* BEGIN THE DATA *
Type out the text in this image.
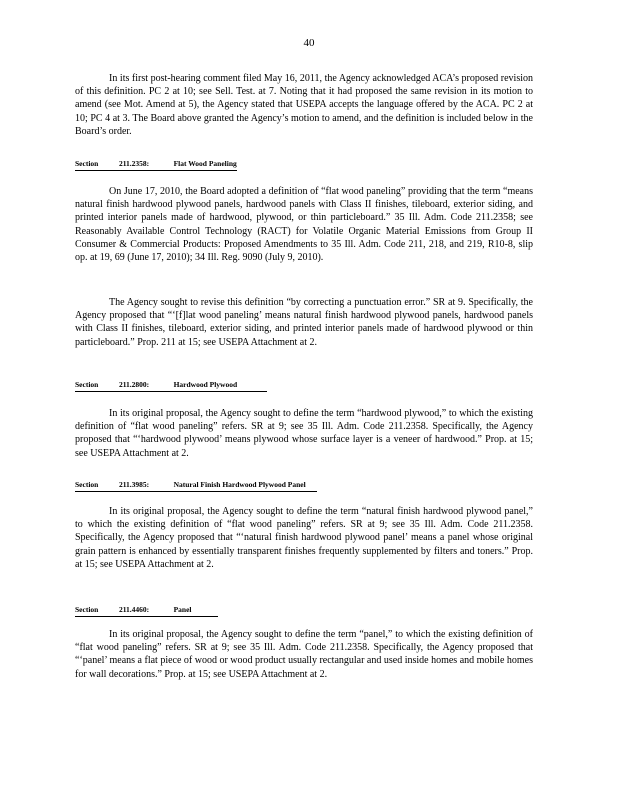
40

In its first post-hearing comment filed May 16, 2011, the Agency acknowledged ACA’s proposed revision of this definition. PC 2 at 10; see Sell. Test. at 7. Noting that it had proposed the same revision in its motion to amend (see Mot. Amend at 5), the Agency stated that USEPA accepts the language offered by the ACA. PC 2 at 10; PC 4 at 3. The Board above granted the Agency’s motion to amend, and the definition is included below in the Board’s order.

Section	211.2358:	Flat Wood Paneling

On June 17, 2010, the Board adopted a definition of “flat wood paneling” providing that the term “means natural finish hardwood plywood panels, hardwood panels with Class II finishes, tileboard, exterior siding, and printed interior panels made of hardwood, plywood, or thin particleboard.” 35 Ill. Adm. Code 211.2358; see Reasonably Available Control Technology (RACT) for Volatile Organic Material Emissions from Group II Consumer & Commercial Products: Proposed Amendments to 35 Ill. Adm. Code 211, 218, and 219, R10-8, slip op. at 19, 69 (June 17, 2010); 34 Ill. Reg. 9090 (July 9, 2010).

The Agency sought to revise this definition “by correcting a punctuation error.” SR at 9. Specifically, the Agency proposed that “‘[f]lat wood paneling’ means natural finish hardwood plywood panels, hardwood panels with Class II finishes, tileboard, exterior siding, and printed interior panels made of hardwood plywood or thin particleboard.” Prop. 211 at 15; see USEPA Attachment at 2.

Section	211.2800:	Hardwood Plywood

In its original proposal, the Agency sought to define the term “hardwood plywood,” to which the existing definition of “flat wood paneling” refers. SR at 9; see 35 Ill. Adm. Code 211.2358. Specifically, the Agency proposed that “‘hardwood plywood’ means plywood whose surface layer is a veneer of hardwood.” Prop. at 15; see USEPA Attachment at 2.

Section	211.3985:	Natural Finish Hardwood Plywood Panel

In its original proposal, the Agency sought to define the term “natural finish hardwood plywood panel,” to which the existing definition of “flat wood paneling” refers. SR at 9; see 35 Ill. Adm. Code 211.2358. Specifically, the Agency proposed that “‘natural finish hardwood plywood panel’ means a panel whose original grain pattern is enhanced by essentially transparent finishes frequently supplemented by filters and toners.” Prop. at 15; see USEPA Attachment at 2.

Section	211.4460:	Panel

In its original proposal, the Agency sought to define the term “panel,” to which the existing definition of “flat wood paneling” refers. SR at 9; see 35 Ill. Adm. Code 211.2358. Specifically, the Agency proposed that “‘panel’ means a flat piece of wood or wood product usually rectangular and used inside homes and mobile homes for wall decorations.” Prop. at 15; see USEPA Attachment at 2.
* END THE DATA *
▸ **TASK DIRECTIONS**: From the entries above, collect every line with the string "this" in it.

▸ **SOLUTION**:
Type out the text in this image.
In its first post-hearing comment filed May 16, 2011, the Agency acknowledged ACA’s proposed revision of this definition. PC 2 at 10; see Sell. Test. at 7. Noting that it had proposed the same revision in its motion to amend (see Mot. Amend at 5), the Agency stated that USEPA accepts the language offered by the ACA. PC 2 at 10; PC 4 at 3. The Board above granted the Agency’s motion to amend, and the definition is included below in the Board’s order.
The Agency sought to revise this definition “by correcting a punctuation error.” SR at 9. Specifically, the Agency proposed that “‘[f]lat wood paneling’ means natural finish hardwood plywood panels, hardwood panels with Class II finishes, tileboard, exterior siding, and printed interior panels made of hardwood plywood or thin particleboard.” Prop. 211 at 15; see USEPA Attachment at 2.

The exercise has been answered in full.